» **WHAT YOU NEED TO DO**: Reproduce all records verbatim.
── ENTRIES SUPPLIED ──
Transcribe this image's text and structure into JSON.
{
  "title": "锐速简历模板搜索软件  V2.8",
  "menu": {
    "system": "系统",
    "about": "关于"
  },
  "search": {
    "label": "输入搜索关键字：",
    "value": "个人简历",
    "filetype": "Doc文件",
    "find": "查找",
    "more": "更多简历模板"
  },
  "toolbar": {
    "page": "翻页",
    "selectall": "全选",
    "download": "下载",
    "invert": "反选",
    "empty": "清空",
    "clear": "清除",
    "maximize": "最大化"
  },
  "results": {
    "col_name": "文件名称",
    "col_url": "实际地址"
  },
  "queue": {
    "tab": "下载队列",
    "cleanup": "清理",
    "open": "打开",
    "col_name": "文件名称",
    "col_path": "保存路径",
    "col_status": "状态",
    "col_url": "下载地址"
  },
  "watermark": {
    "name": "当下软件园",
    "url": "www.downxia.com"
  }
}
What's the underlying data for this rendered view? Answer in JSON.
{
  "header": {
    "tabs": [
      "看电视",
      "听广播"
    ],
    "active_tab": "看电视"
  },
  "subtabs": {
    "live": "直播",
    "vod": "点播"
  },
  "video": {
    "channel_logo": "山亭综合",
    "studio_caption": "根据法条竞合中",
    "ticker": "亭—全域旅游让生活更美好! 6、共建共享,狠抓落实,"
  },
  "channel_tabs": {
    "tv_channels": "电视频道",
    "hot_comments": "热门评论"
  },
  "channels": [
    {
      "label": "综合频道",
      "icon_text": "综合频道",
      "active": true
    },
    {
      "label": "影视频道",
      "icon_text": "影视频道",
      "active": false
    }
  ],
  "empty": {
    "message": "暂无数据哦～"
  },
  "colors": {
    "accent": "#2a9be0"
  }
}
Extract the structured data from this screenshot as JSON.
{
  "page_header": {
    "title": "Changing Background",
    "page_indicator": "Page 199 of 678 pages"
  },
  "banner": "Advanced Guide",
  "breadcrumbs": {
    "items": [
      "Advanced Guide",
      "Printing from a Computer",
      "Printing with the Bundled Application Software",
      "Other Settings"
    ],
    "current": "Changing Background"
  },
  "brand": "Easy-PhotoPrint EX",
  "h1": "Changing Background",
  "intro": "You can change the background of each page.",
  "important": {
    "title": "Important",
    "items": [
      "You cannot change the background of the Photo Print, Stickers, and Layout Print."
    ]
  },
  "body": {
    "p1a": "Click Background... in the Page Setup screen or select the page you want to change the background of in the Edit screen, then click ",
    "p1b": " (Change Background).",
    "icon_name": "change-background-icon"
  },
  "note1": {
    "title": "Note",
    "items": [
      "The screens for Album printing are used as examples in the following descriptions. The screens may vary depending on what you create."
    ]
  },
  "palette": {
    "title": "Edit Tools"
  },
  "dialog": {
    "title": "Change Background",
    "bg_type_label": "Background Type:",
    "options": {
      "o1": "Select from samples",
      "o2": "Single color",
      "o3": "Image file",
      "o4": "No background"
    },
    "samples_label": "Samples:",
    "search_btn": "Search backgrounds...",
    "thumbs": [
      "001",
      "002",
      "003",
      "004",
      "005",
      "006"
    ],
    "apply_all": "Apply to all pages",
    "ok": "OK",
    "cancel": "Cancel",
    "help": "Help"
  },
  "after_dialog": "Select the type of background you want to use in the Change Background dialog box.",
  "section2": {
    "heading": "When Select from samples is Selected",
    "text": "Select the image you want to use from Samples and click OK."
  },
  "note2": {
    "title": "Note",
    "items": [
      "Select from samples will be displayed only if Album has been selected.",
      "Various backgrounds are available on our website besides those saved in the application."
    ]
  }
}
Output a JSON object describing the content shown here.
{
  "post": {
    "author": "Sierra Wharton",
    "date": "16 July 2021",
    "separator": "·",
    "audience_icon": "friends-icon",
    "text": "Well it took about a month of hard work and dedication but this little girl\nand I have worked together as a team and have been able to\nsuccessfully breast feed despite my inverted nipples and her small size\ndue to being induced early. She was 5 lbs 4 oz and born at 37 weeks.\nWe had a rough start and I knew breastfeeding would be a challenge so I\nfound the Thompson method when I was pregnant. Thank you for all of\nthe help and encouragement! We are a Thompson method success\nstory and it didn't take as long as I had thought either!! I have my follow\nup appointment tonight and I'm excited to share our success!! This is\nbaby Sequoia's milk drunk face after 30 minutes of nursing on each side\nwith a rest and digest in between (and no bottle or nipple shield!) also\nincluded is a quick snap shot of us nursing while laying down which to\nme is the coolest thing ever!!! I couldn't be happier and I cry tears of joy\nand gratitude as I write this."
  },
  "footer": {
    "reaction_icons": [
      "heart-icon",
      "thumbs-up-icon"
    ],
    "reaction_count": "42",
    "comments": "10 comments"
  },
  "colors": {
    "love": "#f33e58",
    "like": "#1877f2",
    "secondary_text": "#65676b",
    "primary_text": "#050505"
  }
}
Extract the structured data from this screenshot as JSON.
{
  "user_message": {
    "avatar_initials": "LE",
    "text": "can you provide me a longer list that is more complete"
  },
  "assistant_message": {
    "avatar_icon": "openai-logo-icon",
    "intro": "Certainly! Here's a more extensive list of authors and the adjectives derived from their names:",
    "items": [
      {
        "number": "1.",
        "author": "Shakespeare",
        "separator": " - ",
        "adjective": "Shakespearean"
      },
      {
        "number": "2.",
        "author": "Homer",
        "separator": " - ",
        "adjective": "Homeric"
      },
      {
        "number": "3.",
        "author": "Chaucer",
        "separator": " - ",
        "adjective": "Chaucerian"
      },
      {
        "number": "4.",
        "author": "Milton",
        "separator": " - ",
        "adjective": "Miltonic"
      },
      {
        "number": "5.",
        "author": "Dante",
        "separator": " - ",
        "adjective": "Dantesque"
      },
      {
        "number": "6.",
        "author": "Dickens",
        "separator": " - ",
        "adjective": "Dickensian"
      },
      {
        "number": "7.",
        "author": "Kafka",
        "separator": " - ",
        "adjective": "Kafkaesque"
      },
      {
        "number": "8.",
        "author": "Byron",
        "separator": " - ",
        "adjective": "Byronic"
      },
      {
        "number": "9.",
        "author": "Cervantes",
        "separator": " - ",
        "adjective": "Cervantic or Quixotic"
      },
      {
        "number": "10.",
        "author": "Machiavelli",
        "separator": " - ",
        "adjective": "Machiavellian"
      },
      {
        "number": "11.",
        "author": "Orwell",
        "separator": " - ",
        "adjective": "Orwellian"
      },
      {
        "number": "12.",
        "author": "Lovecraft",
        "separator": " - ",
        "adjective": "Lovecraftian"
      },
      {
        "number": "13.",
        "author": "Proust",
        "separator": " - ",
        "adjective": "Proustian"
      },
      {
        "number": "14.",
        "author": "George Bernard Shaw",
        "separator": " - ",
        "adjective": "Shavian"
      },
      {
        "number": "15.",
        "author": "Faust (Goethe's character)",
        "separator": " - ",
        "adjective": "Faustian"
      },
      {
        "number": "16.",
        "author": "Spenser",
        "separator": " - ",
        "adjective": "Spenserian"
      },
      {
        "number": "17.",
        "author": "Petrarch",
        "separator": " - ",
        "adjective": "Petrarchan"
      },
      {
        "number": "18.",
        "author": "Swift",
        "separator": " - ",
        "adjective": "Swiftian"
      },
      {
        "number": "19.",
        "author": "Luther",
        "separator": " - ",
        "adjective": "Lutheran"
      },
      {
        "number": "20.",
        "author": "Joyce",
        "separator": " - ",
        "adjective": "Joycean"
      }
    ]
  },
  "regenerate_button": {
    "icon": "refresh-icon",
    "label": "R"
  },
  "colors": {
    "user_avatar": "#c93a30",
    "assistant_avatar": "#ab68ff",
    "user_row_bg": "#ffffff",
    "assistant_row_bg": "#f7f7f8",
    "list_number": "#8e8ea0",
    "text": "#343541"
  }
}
───
» **RESULT**:
Transcribe this image's text and structure into JSON.
{
  "title": "锐速简历模板搜索软件  V2.8",
  "menu": {
    "system": "系统",
    "about": "关于"
  },
  "search": {
    "label": "输入搜索关键字：",
    "value": "个人简历",
    "filetype": "Doc文件",
    "find": "查找",
    "more": "更多简历模板"
  },
  "toolbar": {
    "page": "翻页",
    "selectall": "全选",
    "download": "下载",
    "invert": "反选",
    "empty": "清空",
    "clear": "清除",
    "maximize": "最大化"
  },
  "results": {
    "col_name": "文件名称",
    "col_url": "实际地址"
  },
  "queue": {
    "tab": "下载队列",
    "cleanup": "清理",
    "open": "打开",
    "col_name": "文件名称",
    "col_path": "保存路径",
    "col_status": "状态",
    "col_url": "下载地址"
  },
  "watermark": {
    "name": "当下软件园",
    "url": "www.downxia.com"
  }
}
What's the underlying data for this rendered view? Answer in JSON.
{
  "header": {
    "tabs": [
      "看电视",
      "听广播"
    ],
    "active_tab": "看电视"
  },
  "subtabs": {
    "live": "直播",
    "vod": "点播"
  },
  "video": {
    "channel_logo": "山亭综合",
    "studio_caption": "根据法条竞合中",
    "ticker": "亭—全域旅游让生活更美好! 6、共建共享,狠抓落实,"
  },
  "channel_tabs": {
    "tv_channels": "电视频道",
    "hot_comments": "热门评论"
  },
  "channels": [
    {
      "label": "综合频道",
      "icon_text": "综合频道",
      "active": true
    },
    {
      "label": "影视频道",
      "icon_text": "影视频道",
      "active": false
    }
  ],
  "empty": {
    "message": "暂无数据哦～"
  },
  "colors": {
    "accent": "#2a9be0"
  }
}
Extract the structured data from this screenshot as JSON.
{
  "page_header": {
    "title": "Changing Background",
    "page_indicator": "Page 199 of 678 pages"
  },
  "banner": "Advanced Guide",
  "breadcrumbs": {
    "items": [
      "Advanced Guide",
      "Printing from a Computer",
      "Printing with the Bundled Application Software",
      "Other Settings"
    ],
    "current": "Changing Background"
  },
  "brand": "Easy-PhotoPrint EX",
  "h1": "Changing Background",
  "intro": "You can change the background of each page.",
  "important": {
    "title": "Important",
    "items": [
      "You cannot change the background of the Photo Print, Stickers, and Layout Print."
    ]
  },
  "body": {
    "p1a": "Click Background... in the Page Setup screen or select the page you want to change the background of in the Edit screen, then click ",
    "p1b": " (Change Background).",
    "icon_name": "change-background-icon"
  },
  "note1": {
    "title": "Note",
    "items": [
      "The screens for Album printing are used as examples in the following descriptions. The screens may vary depending on what you create."
    ]
  },
  "palette": {
    "title": "Edit Tools"
  },
  "dialog": {
    "title": "Change Background",
    "bg_type_label": "Background Type:",
    "options": {
      "o1": "Select from samples",
      "o2": "Single color",
      "o3": "Image file",
      "o4": "No background"
    },
    "samples_label": "Samples:",
    "search_btn": "Search backgrounds...",
    "thumbs": [
      "001",
      "002",
      "003",
      "004",
      "005",
      "006"
    ],
    "apply_all": "Apply to all pages",
    "ok": "OK",
    "cancel": "Cancel",
    "help": "Help"
  },
  "after_dialog": "Select the type of background you want to use in the Change Background dialog box.",
  "section2": {
    "heading": "When Select from samples is Selected",
    "text": "Select the image you want to use from Samples and click OK."
  },
  "note2": {
    "title": "Note",
    "items": [
      "Select from samples will be displayed only if Album has been selected.",
      "Various backgrounds are available on our website besides those saved in the application."
    ]
  }
}
Output a JSON object describing the content shown here.
{
  "post": {
    "author": "Sierra Wharton",
    "date": "16 July 2021",
    "separator": "·",
    "audience_icon": "friends-icon",
    "text": "Well it took about a month of hard work and dedication but this little girl\nand I have worked together as a team and have been able to\nsuccessfully breast feed despite my inverted nipples and her small size\ndue to being induced early. She was 5 lbs 4 oz and born at 37 weeks.\nWe had a rough start and I knew breastfeeding would be a challenge so I\nfound the Thompson method when I was pregnant. Thank you for all of\nthe help and encouragement! We are a Thompson method success\nstory and it didn't take as long as I had thought either!! I have my follow\nup appointment tonight and I'm excited to share our success!! This is\nbaby Sequoia's milk drunk face after 30 minutes of nursing on each side\nwith a rest and digest in between (and no bottle or nipple shield!) also\nincluded is a quick snap shot of us nursing while laying down which to\nme is the coolest thing ever!!! I couldn't be happier and I cry tears of joy\nand gratitude as I write this."
  },
  "footer": {
    "reaction_icons": [
      "heart-icon",
      "thumbs-up-icon"
    ],
    "reaction_count": "42",
    "comments": "10 comments"
  },
  "colors": {
    "love": "#f33e58",
    "like": "#1877f2",
    "secondary_text": "#65676b",
    "primary_text": "#050505"
  }
}
Extract the structured data from this screenshot as JSON.
{
  "user_message": {
    "avatar_initials": "LE",
    "text": "can you provide me a longer list that is more complete"
  },
  "assistant_message": {
    "avatar_icon": "openai-logo-icon",
    "intro": "Certainly! Here's a more extensive list of authors and the adjectives derived from their names:",
    "items": [
      {
        "number": "1.",
        "author": "Shakespeare",
        "separator": " - ",
        "adjective": "Shakespearean"
      },
      {
        "number": "2.",
        "author": "Homer",
        "separator": " - ",
        "adjective": "Homeric"
      },
      {
        "number": "3.",
        "author": "Chaucer",
        "separator": " - ",
        "adjective": "Chaucerian"
      },
      {
        "number": "4.",
        "author": "Milton",
        "separator": " - ",
        "adjective": "Miltonic"
      },
      {
        "number": "5.",
        "author": "Dante",
        "separator": " - ",
        "adjective": "Dantesque"
      },
      {
        "number": "6.",
        "author": "Dickens",
        "separator": " - ",
        "adjective": "Dickensian"
      },
      {
        "number": "7.",
        "author": "Kafka",
        "separator": " - ",
        "adjective": "Kafkaesque"
      },
      {
        "number": "8.",
        "author": "Byron",
        "separator": " - ",
        "adjective": "Byronic"
      },
      {
        "number": "9.",
        "author": "Cervantes",
        "separator": " - ",
        "adjective": "Cervantic or Quixotic"
      },
      {
        "number": "10.",
        "author": "Machiavelli",
        "separator": " - ",
        "adjective": "Machiavellian"
      },
      {
        "number": "11.",
        "author": "Orwell",
        "separator": " - ",
        "adjective": "Orwellian"
      },
      {
        "number": "12.",
        "author": "Lovecraft",
        "separator": " - ",
        "adjective": "Lovecraftian"
      },
      {
        "number": "13.",
        "author": "Proust",
        "separator": " - ",
        "adjective": "Proustian"
      },
      {
        "number": "14.",
        "author": "George Bernard Shaw",
        "separator": " - ",
        "adjective": "Shavian"
      },
      {
        "number": "15.",
        "author": "Faust (Goethe's character)",
        "separator": " - ",
        "adjective": "Faustian"
      },
      {
        "number": "16.",
        "author": "Spenser",
        "separator": " - ",
        "adjective": "Spenserian"
      },
      {
        "number": "17.",
        "author": "Petrarch",
        "separator": " - ",
        "adjective": "Petrarchan"
      },
      {
        "number": "18.",
        "author": "Swift",
        "separator": " - ",
        "adjective": "Swiftian"
      },
      {
        "number": "19.",
        "author": "Luther",
        "separator": " - ",
        "adjective": "Lutheran"
      },
      {
        "number": "20.",
        "author": "Joyce",
        "separator": " - ",
        "adjective": "Joycean"
      }
    ]
  },
  "regenerate_button": {
    "icon": "refresh-icon",
    "label": "R"
  },
  "colors": {
    "user_avatar": "#c93a30",
    "assistant_avatar": "#ab68ff",
    "user_row_bg": "#ffffff",
    "assistant_row_bg": "#f7f7f8",
    "list_number": "#8e8ea0",
    "text": "#343541"
  }
}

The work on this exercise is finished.